* WHAT THE TASK REQUIRES: Write out every entry word for word.

* EXERCISE INPUTS:
***

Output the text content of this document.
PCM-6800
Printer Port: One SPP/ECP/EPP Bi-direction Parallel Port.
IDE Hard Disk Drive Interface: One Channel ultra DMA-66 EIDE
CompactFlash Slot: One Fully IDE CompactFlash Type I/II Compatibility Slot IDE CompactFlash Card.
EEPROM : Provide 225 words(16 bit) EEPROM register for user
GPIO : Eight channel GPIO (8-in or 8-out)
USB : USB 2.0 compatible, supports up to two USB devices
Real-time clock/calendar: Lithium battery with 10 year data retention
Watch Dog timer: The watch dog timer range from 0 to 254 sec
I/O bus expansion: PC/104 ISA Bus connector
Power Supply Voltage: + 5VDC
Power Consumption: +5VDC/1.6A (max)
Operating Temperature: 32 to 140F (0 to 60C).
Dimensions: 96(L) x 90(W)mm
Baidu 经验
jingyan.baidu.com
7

***

* EXERCISE OUTPUT:
Output the text content of this document.
PCM-6800
Printer Port: One SPP/ECP/EPP Bi-direction Parallel Port.
IDE Hard Disk Drive Interface: One Channel ultra DMA-66 EIDE
CompactFlash Slot: One Fully IDE CompactFlash Type I/II Compatibility Slot IDE CompactFlash Card.
EEPROM : Provide 225 words(16 bit) EEPROM register for user
GPIO : Eight channel GPIO (8-in or 8-out)
USB : USB 2.0 compatible, supports up to two USB devices
Real-time clock/calendar: Lithium battery with 10 year data retention
Watch Dog timer: The watch dog timer range from 0 to 254 sec
I/O bus expansion: PC/104 ISA Bus connector
Power Supply Voltage: + 5VDC
Power Consumption: +5VDC/1.6A (max)
Operating Temperature: 32 to 140F (0 to 60C).
Dimensions: 96(L) x 90(W)mm
Baidu 经验
jingyan.baidu.com
7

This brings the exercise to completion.